▶ _Records provided_

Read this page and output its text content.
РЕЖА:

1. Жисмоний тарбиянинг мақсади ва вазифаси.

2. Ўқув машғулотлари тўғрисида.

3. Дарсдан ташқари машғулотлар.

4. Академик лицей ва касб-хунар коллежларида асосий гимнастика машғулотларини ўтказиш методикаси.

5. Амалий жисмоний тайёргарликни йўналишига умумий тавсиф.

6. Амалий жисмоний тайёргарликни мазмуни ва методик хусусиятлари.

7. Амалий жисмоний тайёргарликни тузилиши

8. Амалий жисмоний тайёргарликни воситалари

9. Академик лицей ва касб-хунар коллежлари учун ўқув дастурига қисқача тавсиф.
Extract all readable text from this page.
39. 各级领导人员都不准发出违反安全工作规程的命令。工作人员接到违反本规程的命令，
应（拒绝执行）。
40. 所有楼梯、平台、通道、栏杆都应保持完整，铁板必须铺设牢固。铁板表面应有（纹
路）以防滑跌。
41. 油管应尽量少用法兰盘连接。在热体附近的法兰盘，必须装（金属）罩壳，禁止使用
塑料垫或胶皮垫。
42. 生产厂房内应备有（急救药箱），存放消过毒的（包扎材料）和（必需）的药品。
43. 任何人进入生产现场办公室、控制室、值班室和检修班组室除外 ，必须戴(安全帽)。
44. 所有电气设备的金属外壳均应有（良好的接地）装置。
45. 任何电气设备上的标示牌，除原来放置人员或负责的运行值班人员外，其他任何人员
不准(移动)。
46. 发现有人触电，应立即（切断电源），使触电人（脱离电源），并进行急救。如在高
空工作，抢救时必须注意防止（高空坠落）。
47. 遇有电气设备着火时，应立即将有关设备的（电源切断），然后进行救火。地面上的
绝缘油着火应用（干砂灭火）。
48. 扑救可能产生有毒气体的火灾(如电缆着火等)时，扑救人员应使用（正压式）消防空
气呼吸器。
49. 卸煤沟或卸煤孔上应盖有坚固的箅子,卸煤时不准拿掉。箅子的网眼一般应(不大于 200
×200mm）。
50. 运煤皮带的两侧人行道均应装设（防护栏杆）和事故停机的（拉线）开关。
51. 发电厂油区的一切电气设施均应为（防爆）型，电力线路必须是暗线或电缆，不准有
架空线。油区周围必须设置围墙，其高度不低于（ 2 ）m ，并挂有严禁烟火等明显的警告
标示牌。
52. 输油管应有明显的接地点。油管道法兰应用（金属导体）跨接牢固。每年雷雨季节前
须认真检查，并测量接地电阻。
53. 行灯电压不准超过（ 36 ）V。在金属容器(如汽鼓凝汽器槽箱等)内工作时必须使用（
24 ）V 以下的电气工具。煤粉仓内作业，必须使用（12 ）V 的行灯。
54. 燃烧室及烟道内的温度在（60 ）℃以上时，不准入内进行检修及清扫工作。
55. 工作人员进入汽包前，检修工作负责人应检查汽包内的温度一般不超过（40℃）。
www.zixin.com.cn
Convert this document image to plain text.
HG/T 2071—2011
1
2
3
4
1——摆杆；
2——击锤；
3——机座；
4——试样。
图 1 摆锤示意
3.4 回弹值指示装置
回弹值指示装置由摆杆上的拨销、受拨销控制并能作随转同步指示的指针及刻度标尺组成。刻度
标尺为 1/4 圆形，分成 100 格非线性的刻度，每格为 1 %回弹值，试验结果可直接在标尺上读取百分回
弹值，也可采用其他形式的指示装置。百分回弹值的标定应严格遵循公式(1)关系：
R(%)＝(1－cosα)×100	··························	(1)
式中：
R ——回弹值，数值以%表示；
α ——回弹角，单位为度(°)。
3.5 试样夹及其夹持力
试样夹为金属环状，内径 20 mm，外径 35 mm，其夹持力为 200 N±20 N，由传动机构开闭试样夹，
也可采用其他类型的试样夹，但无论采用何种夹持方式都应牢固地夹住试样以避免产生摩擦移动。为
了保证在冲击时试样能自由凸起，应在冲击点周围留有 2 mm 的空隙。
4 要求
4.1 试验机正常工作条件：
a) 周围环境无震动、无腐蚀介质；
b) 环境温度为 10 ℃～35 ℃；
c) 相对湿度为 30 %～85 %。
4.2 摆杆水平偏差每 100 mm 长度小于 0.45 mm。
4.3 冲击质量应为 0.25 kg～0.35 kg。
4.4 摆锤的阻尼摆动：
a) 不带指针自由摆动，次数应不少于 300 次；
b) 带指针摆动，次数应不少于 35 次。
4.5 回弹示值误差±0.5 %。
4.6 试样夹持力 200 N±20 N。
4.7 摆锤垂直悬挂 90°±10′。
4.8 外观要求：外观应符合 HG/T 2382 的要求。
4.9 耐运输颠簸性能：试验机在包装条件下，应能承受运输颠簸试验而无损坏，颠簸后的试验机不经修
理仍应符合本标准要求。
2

▶ _What the exercise asks_
Write out every line of the listing that holds the word "Амалий".

▶ _Solution to this problem_
5. Амалий жисмоний тайёргарликни йўналишига умумий тавсиф.
6. Амалий жисмоний тайёргарликни мазмуни ва методик хусусиятлари.
7. Амалий жисмоний тайёргарликни тузилиши
8. Амалий жисмоний тайёргарликни воситалари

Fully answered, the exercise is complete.